━━ RECORDS FOR THIS TASK ━━
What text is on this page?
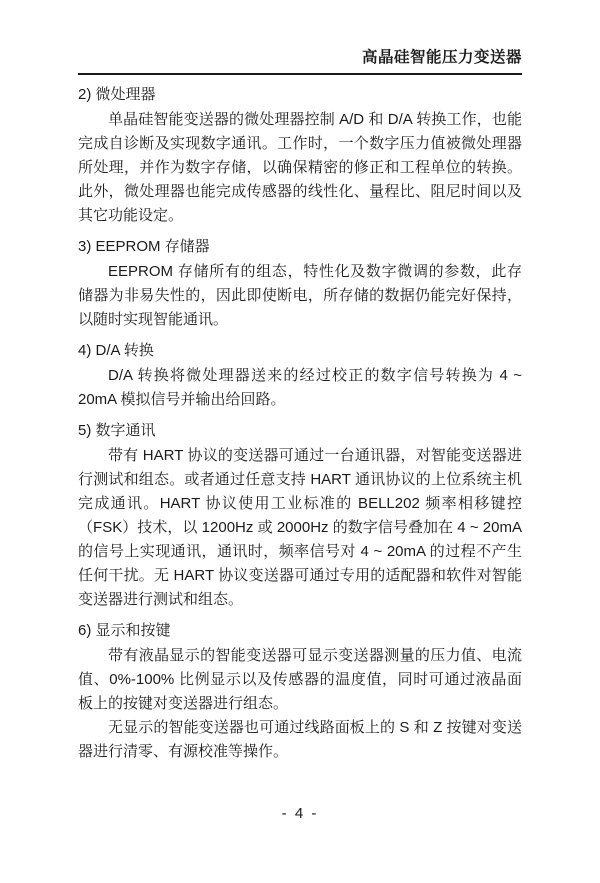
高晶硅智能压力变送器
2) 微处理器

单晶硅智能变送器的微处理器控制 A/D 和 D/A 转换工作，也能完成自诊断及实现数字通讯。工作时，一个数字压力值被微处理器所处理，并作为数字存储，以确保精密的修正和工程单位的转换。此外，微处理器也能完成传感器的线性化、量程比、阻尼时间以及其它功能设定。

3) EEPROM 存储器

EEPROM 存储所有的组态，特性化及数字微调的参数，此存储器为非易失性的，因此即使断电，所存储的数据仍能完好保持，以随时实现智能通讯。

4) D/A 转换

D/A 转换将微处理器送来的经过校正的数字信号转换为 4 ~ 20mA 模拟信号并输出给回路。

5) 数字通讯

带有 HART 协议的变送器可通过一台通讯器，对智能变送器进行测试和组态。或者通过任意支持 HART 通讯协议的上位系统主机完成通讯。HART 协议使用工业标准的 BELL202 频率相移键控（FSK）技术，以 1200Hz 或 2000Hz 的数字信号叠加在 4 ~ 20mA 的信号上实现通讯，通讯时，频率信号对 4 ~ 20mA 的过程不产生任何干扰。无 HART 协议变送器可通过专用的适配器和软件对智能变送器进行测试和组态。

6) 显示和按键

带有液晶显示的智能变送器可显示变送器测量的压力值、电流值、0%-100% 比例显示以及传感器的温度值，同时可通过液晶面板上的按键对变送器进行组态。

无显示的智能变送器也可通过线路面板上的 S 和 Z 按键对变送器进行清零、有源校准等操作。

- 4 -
━━━
REQUIRED TASK » Determine how many lines in the data above contain the string "EEPROM". Give nothing except the number.

TASK SOLUTION » 2